Parts of the exercise:
a. In the entry on the year 638, through whose influence did Heraklonas obtain the title of Augustus?
b. Please list every person mentioned by name in the entry on the year 638.

Passage shown:
Year 638 (DCXXXVIII) was a common year starting on Thursday (link will display the full calendar) of the Julian calendar. The denomination 638 for this year has been used since the early medieval period, when the Anno Domini calendar era became the prevalent method in Europe for naming years.

Events 
 By place 
 Byzantine Empire 
 Emperor Heraclius creates a buffer zone (or no man's land) in the heartland of Asia Minor. In the mountainous terrain of Anatolia, the Byzantine forces develop a system of defensive guerrilla warfare. The strategy is known as ‘shadowing warfare’, as it avoids battle with major Muslim invaders, and instead attacks raiding parties on their return when they are laden with booty, captured livestock or prisoners.
 July 4 – Heraklonas, age 12, son of Heraclius, obtains (through the influence of his mother Martina) the title of Augustus. This brings him in rivalry with his elder half-brother Constantine.

Dataset rows:
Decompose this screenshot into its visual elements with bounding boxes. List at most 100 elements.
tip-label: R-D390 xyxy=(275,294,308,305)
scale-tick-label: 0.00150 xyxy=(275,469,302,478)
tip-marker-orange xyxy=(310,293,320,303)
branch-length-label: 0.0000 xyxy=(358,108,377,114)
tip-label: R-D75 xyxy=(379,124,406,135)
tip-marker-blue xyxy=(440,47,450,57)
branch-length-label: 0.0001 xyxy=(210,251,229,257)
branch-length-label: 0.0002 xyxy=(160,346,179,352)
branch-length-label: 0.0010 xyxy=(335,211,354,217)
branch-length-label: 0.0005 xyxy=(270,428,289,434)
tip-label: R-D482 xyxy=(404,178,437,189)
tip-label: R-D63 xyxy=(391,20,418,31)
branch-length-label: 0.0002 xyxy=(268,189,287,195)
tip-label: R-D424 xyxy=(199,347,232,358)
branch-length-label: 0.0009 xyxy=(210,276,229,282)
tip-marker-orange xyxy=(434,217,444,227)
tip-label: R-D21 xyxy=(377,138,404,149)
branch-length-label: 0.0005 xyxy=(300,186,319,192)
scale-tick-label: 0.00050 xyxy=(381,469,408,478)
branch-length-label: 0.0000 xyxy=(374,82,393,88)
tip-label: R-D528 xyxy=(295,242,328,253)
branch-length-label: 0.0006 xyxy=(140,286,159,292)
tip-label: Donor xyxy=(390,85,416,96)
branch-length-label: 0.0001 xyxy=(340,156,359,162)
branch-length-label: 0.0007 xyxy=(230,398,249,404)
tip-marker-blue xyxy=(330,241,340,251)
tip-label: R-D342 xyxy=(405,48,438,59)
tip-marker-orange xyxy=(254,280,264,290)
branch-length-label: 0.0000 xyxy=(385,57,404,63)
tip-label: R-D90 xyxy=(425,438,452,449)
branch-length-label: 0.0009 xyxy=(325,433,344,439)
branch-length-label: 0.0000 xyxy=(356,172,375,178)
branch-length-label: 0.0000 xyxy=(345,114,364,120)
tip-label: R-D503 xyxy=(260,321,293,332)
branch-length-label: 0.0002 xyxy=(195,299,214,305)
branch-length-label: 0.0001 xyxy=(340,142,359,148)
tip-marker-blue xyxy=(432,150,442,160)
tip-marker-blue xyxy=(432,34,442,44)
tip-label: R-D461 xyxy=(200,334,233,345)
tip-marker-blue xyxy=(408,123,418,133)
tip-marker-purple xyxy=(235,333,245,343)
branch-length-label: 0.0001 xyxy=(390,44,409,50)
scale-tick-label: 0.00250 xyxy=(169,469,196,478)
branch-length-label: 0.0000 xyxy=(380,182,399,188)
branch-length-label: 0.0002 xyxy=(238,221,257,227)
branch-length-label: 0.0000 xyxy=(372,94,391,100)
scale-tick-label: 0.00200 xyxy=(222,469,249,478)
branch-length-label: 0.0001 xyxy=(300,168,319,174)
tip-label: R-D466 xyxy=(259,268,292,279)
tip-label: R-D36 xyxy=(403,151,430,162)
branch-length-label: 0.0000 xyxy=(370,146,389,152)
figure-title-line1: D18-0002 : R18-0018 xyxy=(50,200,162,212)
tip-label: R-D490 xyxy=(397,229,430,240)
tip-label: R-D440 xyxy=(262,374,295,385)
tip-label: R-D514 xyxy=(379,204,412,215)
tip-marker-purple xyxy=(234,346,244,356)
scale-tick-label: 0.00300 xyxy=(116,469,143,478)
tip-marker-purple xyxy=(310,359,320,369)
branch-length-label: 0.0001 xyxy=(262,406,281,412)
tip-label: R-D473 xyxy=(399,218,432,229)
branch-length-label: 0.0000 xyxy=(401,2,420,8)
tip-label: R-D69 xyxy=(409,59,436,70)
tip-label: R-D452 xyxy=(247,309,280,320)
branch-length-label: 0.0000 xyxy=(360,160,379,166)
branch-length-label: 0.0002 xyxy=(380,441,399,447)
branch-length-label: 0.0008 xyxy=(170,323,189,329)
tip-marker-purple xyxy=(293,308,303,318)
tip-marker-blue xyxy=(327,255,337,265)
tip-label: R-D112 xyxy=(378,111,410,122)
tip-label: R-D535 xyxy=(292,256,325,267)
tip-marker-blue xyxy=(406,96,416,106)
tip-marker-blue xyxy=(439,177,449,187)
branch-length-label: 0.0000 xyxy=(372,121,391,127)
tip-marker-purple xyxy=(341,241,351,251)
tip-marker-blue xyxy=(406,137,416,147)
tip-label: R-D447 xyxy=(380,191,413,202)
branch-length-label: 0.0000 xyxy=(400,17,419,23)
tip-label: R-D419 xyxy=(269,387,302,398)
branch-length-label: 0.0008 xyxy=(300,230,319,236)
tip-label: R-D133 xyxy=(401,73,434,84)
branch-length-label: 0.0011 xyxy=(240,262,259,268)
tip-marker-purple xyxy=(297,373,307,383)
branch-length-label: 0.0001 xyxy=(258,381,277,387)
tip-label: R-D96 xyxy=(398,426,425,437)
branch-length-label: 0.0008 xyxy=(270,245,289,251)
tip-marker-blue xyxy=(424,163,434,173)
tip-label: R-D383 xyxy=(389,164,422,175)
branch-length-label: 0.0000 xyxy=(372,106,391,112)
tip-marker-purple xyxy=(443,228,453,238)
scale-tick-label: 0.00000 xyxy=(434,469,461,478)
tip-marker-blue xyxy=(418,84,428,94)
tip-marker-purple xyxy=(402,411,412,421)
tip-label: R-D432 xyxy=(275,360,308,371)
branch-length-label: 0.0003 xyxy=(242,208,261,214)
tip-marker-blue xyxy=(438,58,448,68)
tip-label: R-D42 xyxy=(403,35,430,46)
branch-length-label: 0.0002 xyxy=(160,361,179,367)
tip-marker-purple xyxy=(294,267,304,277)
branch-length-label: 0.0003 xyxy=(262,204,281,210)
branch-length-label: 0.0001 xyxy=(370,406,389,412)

Solved tasks:
a. His mother Martina.

b. Heraclius, Heraklonas, Martina, Constantine